-------- Material to process

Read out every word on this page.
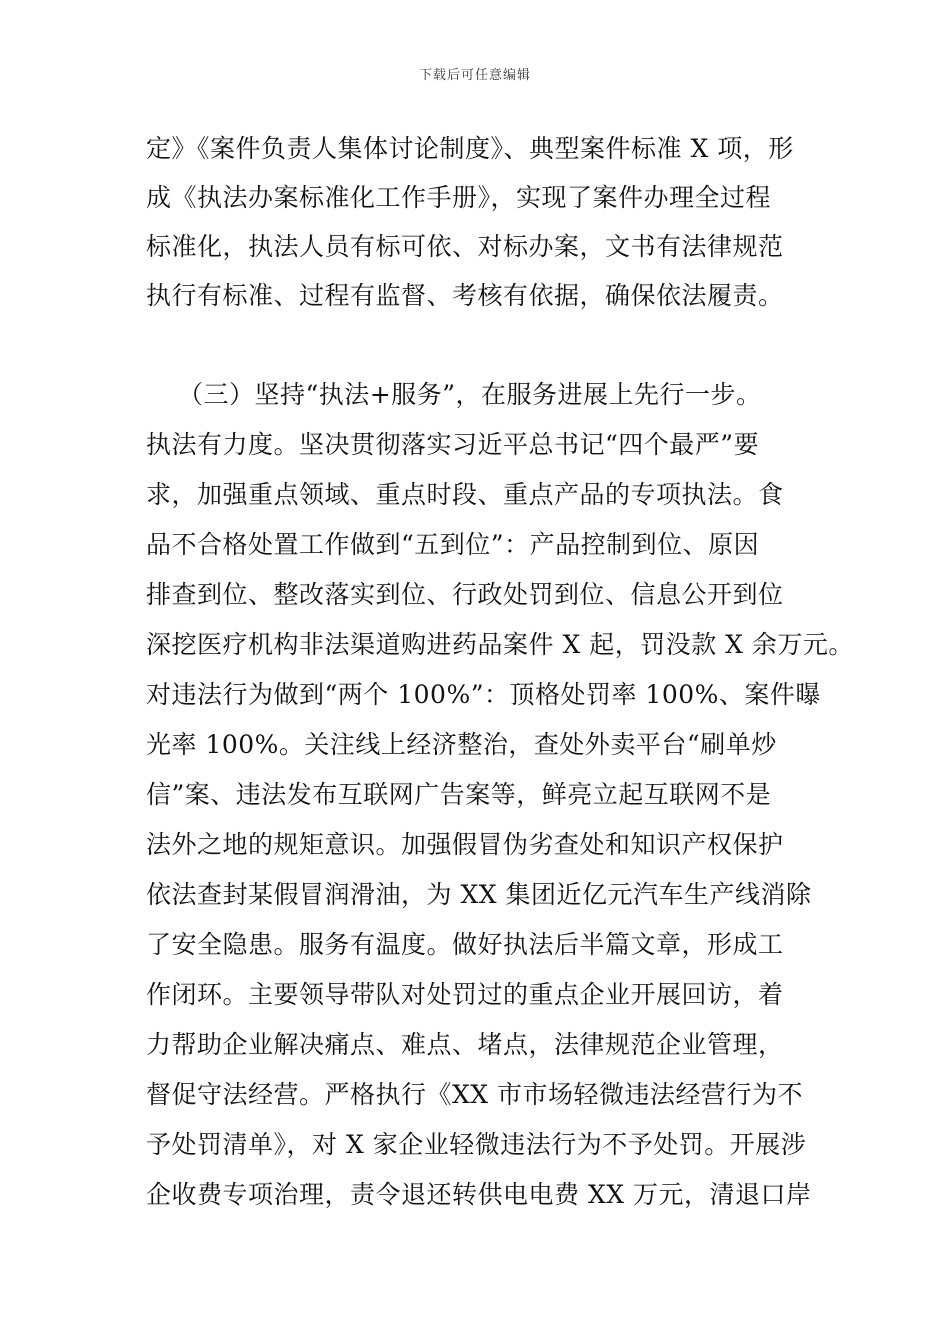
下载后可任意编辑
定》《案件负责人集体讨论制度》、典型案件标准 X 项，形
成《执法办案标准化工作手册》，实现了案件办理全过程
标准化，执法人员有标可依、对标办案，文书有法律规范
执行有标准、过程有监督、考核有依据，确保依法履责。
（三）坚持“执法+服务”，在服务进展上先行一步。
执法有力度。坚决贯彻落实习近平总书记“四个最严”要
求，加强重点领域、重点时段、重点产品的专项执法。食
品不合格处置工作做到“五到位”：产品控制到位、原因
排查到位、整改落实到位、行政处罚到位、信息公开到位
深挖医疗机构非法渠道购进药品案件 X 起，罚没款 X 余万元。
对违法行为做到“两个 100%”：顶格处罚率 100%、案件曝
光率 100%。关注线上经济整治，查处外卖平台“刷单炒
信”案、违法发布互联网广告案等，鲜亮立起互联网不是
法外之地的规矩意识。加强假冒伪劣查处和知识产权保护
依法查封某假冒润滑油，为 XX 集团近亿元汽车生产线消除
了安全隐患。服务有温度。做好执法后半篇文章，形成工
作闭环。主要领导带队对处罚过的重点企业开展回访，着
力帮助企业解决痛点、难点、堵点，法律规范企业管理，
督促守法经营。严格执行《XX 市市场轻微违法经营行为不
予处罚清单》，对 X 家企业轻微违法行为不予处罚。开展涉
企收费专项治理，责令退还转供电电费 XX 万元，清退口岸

----------------
-------- Material to process

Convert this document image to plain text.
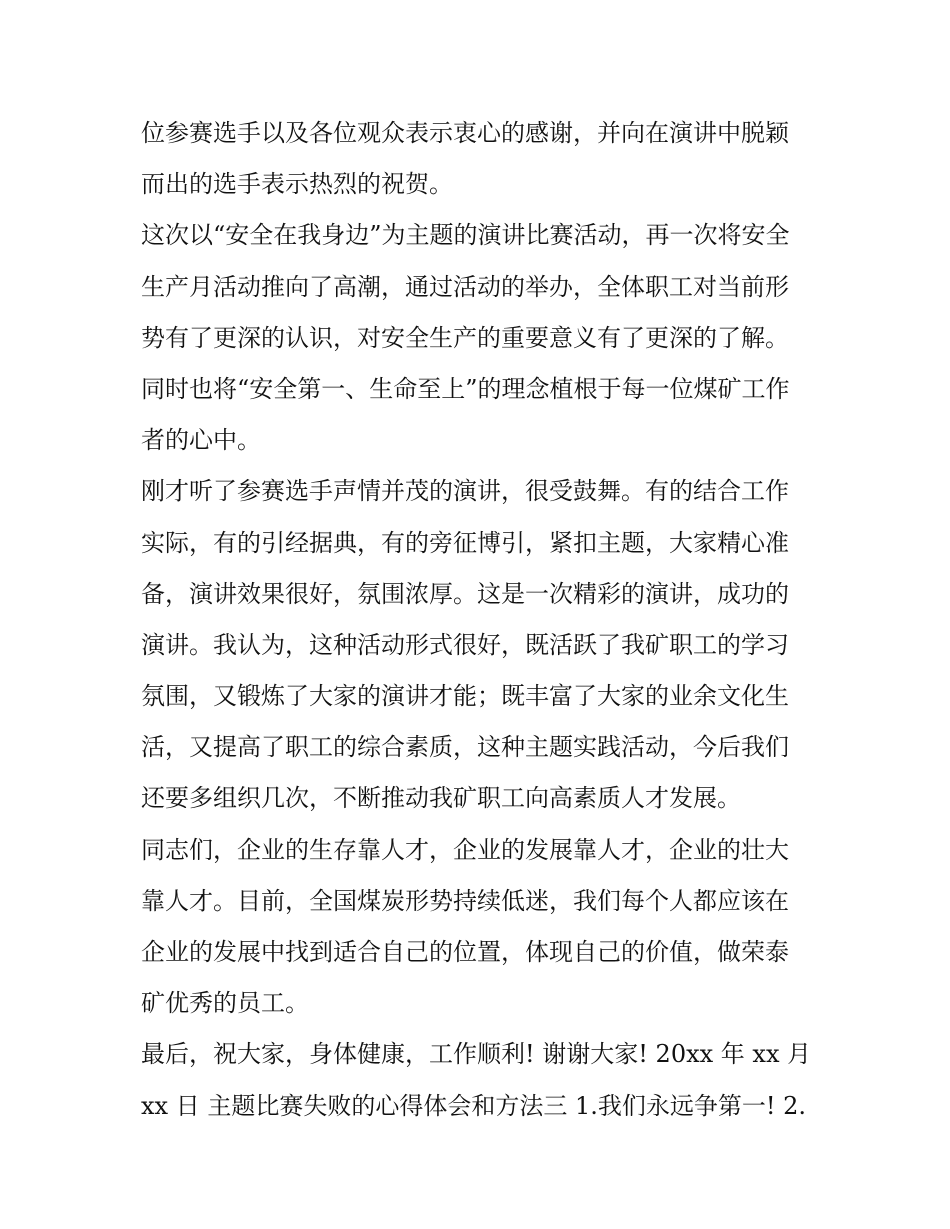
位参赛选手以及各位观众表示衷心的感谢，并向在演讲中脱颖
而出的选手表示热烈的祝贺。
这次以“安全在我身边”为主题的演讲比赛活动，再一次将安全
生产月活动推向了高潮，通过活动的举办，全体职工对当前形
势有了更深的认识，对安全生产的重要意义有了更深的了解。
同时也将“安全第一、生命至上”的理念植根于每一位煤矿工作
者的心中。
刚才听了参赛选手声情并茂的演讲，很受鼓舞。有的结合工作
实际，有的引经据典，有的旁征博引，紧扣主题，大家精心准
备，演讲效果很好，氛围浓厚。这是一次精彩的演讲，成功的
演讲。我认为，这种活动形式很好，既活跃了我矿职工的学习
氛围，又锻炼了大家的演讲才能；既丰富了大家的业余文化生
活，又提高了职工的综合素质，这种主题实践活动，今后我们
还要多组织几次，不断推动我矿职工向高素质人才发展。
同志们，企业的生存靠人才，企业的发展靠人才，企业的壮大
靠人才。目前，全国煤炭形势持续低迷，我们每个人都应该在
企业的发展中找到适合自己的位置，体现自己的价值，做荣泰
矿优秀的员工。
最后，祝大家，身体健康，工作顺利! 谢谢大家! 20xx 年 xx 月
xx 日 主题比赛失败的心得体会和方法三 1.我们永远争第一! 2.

----------------

- Work to complete -
From the data, pick out every line that includes "this".

- Answer below -
Read out every word on this page.
Convert this document image to plain text.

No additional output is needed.